[Written problem] The records below must be duplicated exactly, character for character.

-- start Working data --

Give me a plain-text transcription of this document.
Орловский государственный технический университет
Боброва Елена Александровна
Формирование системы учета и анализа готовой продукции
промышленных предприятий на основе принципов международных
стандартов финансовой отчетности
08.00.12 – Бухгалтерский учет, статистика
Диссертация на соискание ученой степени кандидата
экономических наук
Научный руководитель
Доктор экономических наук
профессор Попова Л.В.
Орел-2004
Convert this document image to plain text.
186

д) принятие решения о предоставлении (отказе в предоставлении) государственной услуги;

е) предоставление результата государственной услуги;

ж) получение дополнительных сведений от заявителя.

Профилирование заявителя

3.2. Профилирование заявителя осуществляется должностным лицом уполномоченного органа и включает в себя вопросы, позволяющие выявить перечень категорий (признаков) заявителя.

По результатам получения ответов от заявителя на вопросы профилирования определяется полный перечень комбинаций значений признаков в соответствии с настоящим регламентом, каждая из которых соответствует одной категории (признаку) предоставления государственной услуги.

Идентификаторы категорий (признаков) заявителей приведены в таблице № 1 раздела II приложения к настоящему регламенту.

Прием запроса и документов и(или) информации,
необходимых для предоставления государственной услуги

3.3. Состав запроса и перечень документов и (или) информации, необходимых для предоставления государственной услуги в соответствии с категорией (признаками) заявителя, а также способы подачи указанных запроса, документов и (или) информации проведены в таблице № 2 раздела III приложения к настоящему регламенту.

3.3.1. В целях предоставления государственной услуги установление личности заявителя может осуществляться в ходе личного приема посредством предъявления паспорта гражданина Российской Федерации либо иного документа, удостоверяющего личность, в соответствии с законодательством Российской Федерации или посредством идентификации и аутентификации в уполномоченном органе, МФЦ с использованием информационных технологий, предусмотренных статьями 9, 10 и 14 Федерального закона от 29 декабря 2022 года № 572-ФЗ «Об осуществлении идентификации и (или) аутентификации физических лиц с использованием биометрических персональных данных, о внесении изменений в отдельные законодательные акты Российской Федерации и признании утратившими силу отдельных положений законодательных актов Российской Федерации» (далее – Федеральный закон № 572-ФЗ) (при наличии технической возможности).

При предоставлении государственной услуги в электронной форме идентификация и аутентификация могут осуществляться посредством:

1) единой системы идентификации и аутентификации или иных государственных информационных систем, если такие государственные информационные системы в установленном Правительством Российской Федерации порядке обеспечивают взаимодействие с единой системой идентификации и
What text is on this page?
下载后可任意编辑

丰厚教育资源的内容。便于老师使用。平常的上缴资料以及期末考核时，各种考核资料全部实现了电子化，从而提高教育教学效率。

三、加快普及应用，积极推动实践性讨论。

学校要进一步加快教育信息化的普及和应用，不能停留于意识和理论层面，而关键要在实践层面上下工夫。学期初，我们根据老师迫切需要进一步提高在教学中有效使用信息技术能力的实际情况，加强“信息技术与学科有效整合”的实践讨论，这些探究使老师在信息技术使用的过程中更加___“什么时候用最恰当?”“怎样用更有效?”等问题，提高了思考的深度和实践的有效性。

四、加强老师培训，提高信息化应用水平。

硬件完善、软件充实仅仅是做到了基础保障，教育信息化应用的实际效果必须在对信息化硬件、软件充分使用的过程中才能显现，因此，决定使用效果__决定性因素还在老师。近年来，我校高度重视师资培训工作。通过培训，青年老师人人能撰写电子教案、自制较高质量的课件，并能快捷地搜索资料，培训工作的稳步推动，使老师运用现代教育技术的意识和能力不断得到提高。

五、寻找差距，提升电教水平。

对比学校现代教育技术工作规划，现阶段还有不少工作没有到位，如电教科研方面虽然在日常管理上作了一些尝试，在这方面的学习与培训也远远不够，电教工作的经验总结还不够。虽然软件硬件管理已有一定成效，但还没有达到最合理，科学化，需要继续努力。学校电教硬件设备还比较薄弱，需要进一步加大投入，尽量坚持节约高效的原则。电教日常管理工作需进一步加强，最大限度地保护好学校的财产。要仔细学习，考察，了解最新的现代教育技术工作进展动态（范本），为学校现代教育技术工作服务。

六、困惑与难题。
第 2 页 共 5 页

-- end Working data --

[Answer in full]
Give me a plain-text transcription of this document.
Орловский государственный технический университет
Боброва Елена Александровна
Формирование системы учета и анализа готовой продукции
промышленных предприятий на основе принципов международных
стандартов финансовой отчетности
08.00.12 – Бухгалтерский учет, статистика
Диссертация на соискание ученой степени кандидата
экономических наук
Научный руководитель
Доктор экономических наук
профессор Попова Л.В.
Орел-2004
Convert this document image to plain text.
186

д) принятие решения о предоставлении (отказе в предоставлении) государственной услуги;

е) предоставление результата государственной услуги;

ж) получение дополнительных сведений от заявителя.

Профилирование заявителя

3.2. Профилирование заявителя осуществляется должностным лицом уполномоченного органа и включает в себя вопросы, позволяющие выявить перечень категорий (признаков) заявителя.

По результатам получения ответов от заявителя на вопросы профилирования определяется полный перечень комбинаций значений признаков в соответствии с настоящим регламентом, каждая из которых соответствует одной категории (признаку) предоставления государственной услуги.

Идентификаторы категорий (признаков) заявителей приведены в таблице № 1 раздела II приложения к настоящему регламенту.

Прием запроса и документов и(или) информации,
необходимых для предоставления государственной услуги

3.3. Состав запроса и перечень документов и (или) информации, необходимых для предоставления государственной услуги в соответствии с категорией (признаками) заявителя, а также способы подачи указанных запроса, документов и (или) информации проведены в таблице № 2 раздела III приложения к настоящему регламенту.

3.3.1. В целях предоставления государственной услуги установление личности заявителя может осуществляться в ходе личного приема посредством предъявления паспорта гражданина Российской Федерации либо иного документа, удостоверяющего личность, в соответствии с законодательством Российской Федерации или посредством идентификации и аутентификации в уполномоченном органе, МФЦ с использованием информационных технологий, предусмотренных статьями 9, 10 и 14 Федерального закона от 29 декабря 2022 года № 572-ФЗ «Об осуществлении идентификации и (или) аутентификации физических лиц с использованием биометрических персональных данных, о внесении изменений в отдельные законодательные акты Российской Федерации и признании утратившими силу отдельных положений законодательных актов Российской Федерации» (далее – Федеральный закон № 572-ФЗ) (при наличии технической возможности).

При предоставлении государственной услуги в электронной форме идентификация и аутентификация могут осуществляться посредством:

1) единой системы идентификации и аутентификации или иных государственных информационных систем, если такие государственные информационные системы в установленном Правительством Российской Федерации порядке обеспечивают взаимодействие с единой системой идентификации и
What text is on this page?
下载后可任意编辑

丰厚教育资源的内容。便于老师使用。平常的上缴资料以及期末考核时，各种考核资料全部实现了电子化，从而提高教育教学效率。

三、加快普及应用，积极推动实践性讨论。

学校要进一步加快教育信息化的普及和应用，不能停留于意识和理论层面，而关键要在实践层面上下工夫。学期初，我们根据老师迫切需要进一步提高在教学中有效使用信息技术能力的实际情况，加强“信息技术与学科有效整合”的实践讨论，这些探究使老师在信息技术使用的过程中更加___“什么时候用最恰当?”“怎样用更有效?”等问题，提高了思考的深度和实践的有效性。

四、加强老师培训，提高信息化应用水平。

硬件完善、软件充实仅仅是做到了基础保障，教育信息化应用的实际效果必须在对信息化硬件、软件充分使用的过程中才能显现，因此，决定使用效果__决定性因素还在老师。近年来，我校高度重视师资培训工作。通过培训，青年老师人人能撰写电子教案、自制较高质量的课件，并能快捷地搜索资料，培训工作的稳步推动，使老师运用现代教育技术的意识和能力不断得到提高。

五、寻找差距，提升电教水平。

对比学校现代教育技术工作规划，现阶段还有不少工作没有到位，如电教科研方面虽然在日常管理上作了一些尝试，在这方面的学习与培训也远远不够，电教工作的经验总结还不够。虽然软件硬件管理已有一定成效，但还没有达到最合理，科学化，需要继续努力。学校电教硬件设备还比较薄弱，需要进一步加大投入，尽量坚持节约高效的原则。电教日常管理工作需进一步加强，最大限度地保护好学校的财产。要仔细学习，考察，了解最新的现代教育技术工作进展动态（范本），为学校现代教育技术工作服务。

六、困惑与难题。
第 2 页 共 5 页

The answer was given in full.